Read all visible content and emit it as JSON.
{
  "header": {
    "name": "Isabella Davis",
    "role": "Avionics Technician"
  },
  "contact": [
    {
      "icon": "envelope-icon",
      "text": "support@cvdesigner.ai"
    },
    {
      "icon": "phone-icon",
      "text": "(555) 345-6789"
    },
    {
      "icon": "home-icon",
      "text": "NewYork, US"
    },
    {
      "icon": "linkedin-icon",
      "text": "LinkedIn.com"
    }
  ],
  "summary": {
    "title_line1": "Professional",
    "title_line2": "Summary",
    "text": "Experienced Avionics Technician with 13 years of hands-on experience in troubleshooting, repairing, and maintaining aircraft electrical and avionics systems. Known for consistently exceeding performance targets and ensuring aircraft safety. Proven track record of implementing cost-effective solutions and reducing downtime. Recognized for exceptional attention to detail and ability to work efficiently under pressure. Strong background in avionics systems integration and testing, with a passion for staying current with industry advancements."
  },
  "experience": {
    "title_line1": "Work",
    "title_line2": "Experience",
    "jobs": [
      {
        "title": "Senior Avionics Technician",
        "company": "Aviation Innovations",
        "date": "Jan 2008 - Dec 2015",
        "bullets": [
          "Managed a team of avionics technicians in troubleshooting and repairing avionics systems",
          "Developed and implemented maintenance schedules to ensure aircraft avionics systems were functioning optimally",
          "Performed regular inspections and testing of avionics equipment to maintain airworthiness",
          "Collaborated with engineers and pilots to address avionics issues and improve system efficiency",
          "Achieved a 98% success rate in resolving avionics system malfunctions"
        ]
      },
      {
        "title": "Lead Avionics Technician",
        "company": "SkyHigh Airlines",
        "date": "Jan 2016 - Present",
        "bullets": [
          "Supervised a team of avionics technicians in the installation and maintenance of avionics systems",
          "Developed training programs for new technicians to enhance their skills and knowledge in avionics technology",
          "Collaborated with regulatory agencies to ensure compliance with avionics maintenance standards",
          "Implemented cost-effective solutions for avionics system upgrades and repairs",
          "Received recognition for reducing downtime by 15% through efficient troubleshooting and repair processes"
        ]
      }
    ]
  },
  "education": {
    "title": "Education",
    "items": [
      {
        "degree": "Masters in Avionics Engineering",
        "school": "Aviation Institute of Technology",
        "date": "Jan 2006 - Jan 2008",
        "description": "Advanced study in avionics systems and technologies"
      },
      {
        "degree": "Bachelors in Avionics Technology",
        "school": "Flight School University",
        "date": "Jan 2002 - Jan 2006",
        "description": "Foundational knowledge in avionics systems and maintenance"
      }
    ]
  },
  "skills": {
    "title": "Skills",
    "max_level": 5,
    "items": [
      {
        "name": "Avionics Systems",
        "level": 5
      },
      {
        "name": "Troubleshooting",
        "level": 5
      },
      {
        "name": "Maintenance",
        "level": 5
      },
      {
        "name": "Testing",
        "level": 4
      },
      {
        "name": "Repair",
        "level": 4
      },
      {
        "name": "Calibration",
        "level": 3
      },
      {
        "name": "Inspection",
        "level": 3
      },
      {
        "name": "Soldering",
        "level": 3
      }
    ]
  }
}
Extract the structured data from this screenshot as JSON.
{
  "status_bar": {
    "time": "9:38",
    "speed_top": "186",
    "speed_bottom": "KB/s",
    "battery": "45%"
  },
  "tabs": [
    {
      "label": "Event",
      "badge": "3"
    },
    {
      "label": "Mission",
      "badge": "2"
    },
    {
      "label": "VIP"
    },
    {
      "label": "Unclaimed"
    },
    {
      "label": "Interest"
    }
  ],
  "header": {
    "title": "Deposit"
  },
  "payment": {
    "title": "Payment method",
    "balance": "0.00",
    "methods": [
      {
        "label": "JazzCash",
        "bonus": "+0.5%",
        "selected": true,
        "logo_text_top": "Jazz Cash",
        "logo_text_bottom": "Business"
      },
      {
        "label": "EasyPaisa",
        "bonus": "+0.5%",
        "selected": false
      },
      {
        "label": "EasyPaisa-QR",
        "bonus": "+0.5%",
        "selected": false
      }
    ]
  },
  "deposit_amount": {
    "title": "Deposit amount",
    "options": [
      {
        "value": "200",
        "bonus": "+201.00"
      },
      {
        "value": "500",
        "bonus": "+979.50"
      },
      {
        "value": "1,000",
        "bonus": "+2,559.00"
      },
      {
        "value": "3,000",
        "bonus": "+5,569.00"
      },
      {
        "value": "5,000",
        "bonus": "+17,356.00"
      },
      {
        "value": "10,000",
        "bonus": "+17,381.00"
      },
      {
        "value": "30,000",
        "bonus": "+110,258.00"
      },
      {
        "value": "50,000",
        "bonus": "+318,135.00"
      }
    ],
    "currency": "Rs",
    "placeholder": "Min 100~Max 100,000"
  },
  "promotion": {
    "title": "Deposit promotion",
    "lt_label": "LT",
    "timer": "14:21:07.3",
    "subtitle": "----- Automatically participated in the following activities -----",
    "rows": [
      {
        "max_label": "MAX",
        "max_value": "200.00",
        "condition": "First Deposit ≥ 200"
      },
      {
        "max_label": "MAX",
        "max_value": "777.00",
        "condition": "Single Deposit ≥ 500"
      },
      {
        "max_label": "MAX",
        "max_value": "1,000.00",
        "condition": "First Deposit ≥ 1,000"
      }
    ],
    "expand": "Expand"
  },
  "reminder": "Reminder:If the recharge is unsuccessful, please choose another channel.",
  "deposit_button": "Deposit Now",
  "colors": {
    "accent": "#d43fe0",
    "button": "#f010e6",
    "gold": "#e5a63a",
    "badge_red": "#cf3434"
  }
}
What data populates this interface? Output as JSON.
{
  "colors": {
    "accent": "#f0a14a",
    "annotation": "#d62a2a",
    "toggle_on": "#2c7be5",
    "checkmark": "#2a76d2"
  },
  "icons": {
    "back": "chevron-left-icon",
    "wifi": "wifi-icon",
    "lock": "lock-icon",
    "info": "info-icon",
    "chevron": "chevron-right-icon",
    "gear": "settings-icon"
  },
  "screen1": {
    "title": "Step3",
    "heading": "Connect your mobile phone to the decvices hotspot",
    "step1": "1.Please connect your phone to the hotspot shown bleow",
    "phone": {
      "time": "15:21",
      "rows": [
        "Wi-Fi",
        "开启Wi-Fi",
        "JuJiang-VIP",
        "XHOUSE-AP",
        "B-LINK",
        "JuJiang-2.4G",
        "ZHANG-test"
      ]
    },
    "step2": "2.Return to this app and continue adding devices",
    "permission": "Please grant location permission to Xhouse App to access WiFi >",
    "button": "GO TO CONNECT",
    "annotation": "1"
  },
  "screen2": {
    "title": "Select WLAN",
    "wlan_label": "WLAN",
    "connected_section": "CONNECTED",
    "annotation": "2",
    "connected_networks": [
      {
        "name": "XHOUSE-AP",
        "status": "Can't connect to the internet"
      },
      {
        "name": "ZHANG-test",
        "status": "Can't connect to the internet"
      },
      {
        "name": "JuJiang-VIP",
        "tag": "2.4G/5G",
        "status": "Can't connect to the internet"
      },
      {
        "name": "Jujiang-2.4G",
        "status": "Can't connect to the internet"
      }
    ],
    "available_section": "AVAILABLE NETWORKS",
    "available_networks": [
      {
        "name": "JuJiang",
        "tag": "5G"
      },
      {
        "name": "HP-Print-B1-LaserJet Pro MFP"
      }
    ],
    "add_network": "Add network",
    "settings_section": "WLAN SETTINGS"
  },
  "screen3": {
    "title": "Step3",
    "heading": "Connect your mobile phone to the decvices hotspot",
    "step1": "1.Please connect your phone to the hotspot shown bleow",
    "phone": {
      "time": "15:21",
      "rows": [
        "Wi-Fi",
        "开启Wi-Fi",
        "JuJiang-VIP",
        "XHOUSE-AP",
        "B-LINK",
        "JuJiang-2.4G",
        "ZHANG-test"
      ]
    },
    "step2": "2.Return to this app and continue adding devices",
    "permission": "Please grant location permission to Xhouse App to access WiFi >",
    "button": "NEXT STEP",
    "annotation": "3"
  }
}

## Challenge
Look through the entries above and report each line where the string "data" occurs.

## Answer to this task
Extract the structured data from this screenshot as JSON.
What data populates this interface? Output as JSON.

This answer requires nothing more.